_INFORMATION SUPPLIED_.
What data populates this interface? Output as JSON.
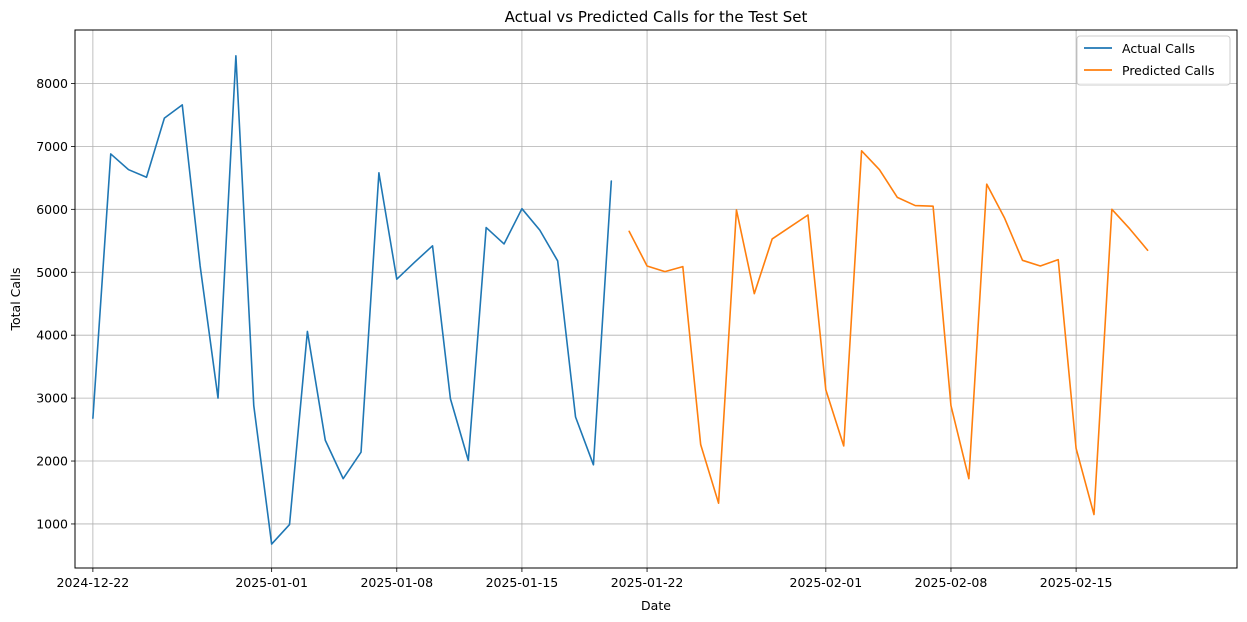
{
  "chart_data": {
    "type": "line",
    "title": "Actual vs Predicted Calls for the Test Set",
    "xlabel": "Date",
    "ylabel": "Total Calls",
    "grid": true,
    "legend_position": "top-right",
    "xlim": [
      "2024-12-21",
      "2025-02-24"
    ],
    "ylim": [
      300,
      8850
    ],
    "x_ticks": [
      "2024-12-22",
      "2025-01-01",
      "2025-01-08",
      "2025-01-15",
      "2025-01-22",
      "2025-02-01",
      "2025-02-08",
      "2025-02-15"
    ],
    "y_ticks": [
      1000,
      2000,
      3000,
      4000,
      5000,
      6000,
      7000,
      8000
    ],
    "series": [
      {
        "name": "Actual Calls",
        "color": "#1f77b4",
        "x": [
          "2024-12-22",
          "2024-12-23",
          "2024-12-24",
          "2024-12-25",
          "2024-12-26",
          "2024-12-27",
          "2024-12-28",
          "2024-12-29",
          "2024-12-30",
          "2024-12-31",
          "2025-01-01",
          "2025-01-02",
          "2025-01-03",
          "2025-01-04",
          "2025-01-05",
          "2025-01-06",
          "2025-01-07",
          "2025-01-08",
          "2025-01-09",
          "2025-01-10",
          "2025-01-11",
          "2025-01-12",
          "2025-01-13",
          "2025-01-14",
          "2025-01-15",
          "2025-01-16",
          "2025-01-17",
          "2025-01-18",
          "2025-01-19",
          "2025-01-20"
        ],
        "values": [
          2680,
          6880,
          6630,
          6510,
          7450,
          7660,
          5100,
          3000,
          8440,
          2880,
          680,
          990,
          4060,
          2330,
          1720,
          2140,
          6580,
          4890,
          5160,
          5420,
          2990,
          2010,
          5710,
          5450,
          6010,
          5670,
          5180,
          2700,
          1940,
          6450
        ]
      },
      {
        "name": "Predicted Calls",
        "color": "#ff7f0e",
        "x": [
          "2025-01-21",
          "2025-01-22",
          "2025-01-23",
          "2025-01-24",
          "2025-01-25",
          "2025-01-26",
          "2025-01-27",
          "2025-01-28",
          "2025-01-29",
          "2025-01-30",
          "2025-01-31",
          "2025-02-01",
          "2025-02-02",
          "2025-02-03",
          "2025-02-04",
          "2025-02-05",
          "2025-02-06",
          "2025-02-07",
          "2025-02-08",
          "2025-02-09",
          "2025-02-10",
          "2025-02-11",
          "2025-02-12",
          "2025-02-13",
          "2025-02-14",
          "2025-02-15",
          "2025-02-16",
          "2025-02-17",
          "2025-02-18",
          "2025-02-19"
        ],
        "values": [
          5650,
          5100,
          5010,
          5090,
          2260,
          1330,
          5990,
          4660,
          5530,
          5720,
          5910,
          3130,
          2240,
          6930,
          6630,
          6190,
          6060,
          6050,
          2880,
          1720,
          6400,
          5860,
          5190,
          5100,
          5200,
          2200,
          1150,
          6000,
          5690,
          5350
        ]
      }
    ]
  }
}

_TASK GOAL_.
Every line of the data above should be quoted exactly. Omit the pictures.

_EXERCISE SOLUTION_.
What data populates this interface? Output as JSON.
{
  "chart_data": {
    "type": "line",
    "title": "Actual vs Predicted Calls for the Test Set",
    "xlabel": "Date",
    "ylabel": "Total Calls",
    "grid": true,
    "legend_position": "top-right",
    "xlim": [
      "2024-12-21",
      "2025-02-24"
    ],
    "ylim": [
      300,
      8850
    ],
    "x_ticks": [
      "2024-12-22",
      "2025-01-01",
      "2025-01-08",
      "2025-01-15",
      "2025-01-22",
      "2025-02-01",
      "2025-02-08",
      "2025-02-15"
    ],
    "y_ticks": [
      1000,
      2000,
      3000,
      4000,
      5000,
      6000,
      7000,
      8000
    ],
    "series": [
      {
        "name": "Actual Calls",
        "color": "#1f77b4",
        "x": [
          "2024-12-22",
          "2024-12-23",
          "2024-12-24",
          "2024-12-25",
          "2024-12-26",
          "2024-12-27",
          "2024-12-28",
          "2024-12-29",
          "2024-12-30",
          "2024-12-31",
          "2025-01-01",
          "2025-01-02",
          "2025-01-03",
          "2025-01-04",
          "2025-01-05",
          "2025-01-06",
          "2025-01-07",
          "2025-01-08",
          "2025-01-09",
          "2025-01-10",
          "2025-01-11",
          "2025-01-12",
          "2025-01-13",
          "2025-01-14",
          "2025-01-15",
          "2025-01-16",
          "2025-01-17",
          "2025-01-18",
          "2025-01-19",
          "2025-01-20"
        ],
        "values": [
          2680,
          6880,
          6630,
          6510,
          7450,
          7660,
          5100,
          3000,
          8440,
          2880,
          680,
          990,
          4060,
          2330,
          1720,
          2140,
          6580,
          4890,
          5160,
          5420,
          2990,
          2010,
          5710,
          5450,
          6010,
          5670,
          5180,
          2700,
          1940,
          6450
        ]
      },
      {
        "name": "Predicted Calls",
        "color": "#ff7f0e",
        "x": [
          "2025-01-21",
          "2025-01-22",
          "2025-01-23",
          "2025-01-24",
          "2025-01-25",
          "2025-01-26",
          "2025-01-27",
          "2025-01-28",
          "2025-01-29",
          "2025-01-30",
          "2025-01-31",
          "2025-02-01",
          "2025-02-02",
          "2025-02-03",
          "2025-02-04",
          "2025-02-05",
          "2025-02-06",
          "2025-02-07",
          "2025-02-08",
          "2025-02-09",
          "2025-02-10",
          "2025-02-11",
          "2025-02-12",
          "2025-02-13",
          "2025-02-14",
          "2025-02-15",
          "2025-02-16",
          "2025-02-17",
          "2025-02-18",
          "2025-02-19"
        ],
        "values": [
          5650,
          5100,
          5010,
          5090,
          2260,
          1330,
          5990,
          4660,
          5530,
          5720,
          5910,
          3130,
          2240,
          6930,
          6630,
          6190,
          6060,
          6050,
          2880,
          1720,
          6400,
          5860,
          5190,
          5100,
          5200,
          2200,
          1150,
          6000,
          5690,
          5350
        ]
      }
    ]
  }
}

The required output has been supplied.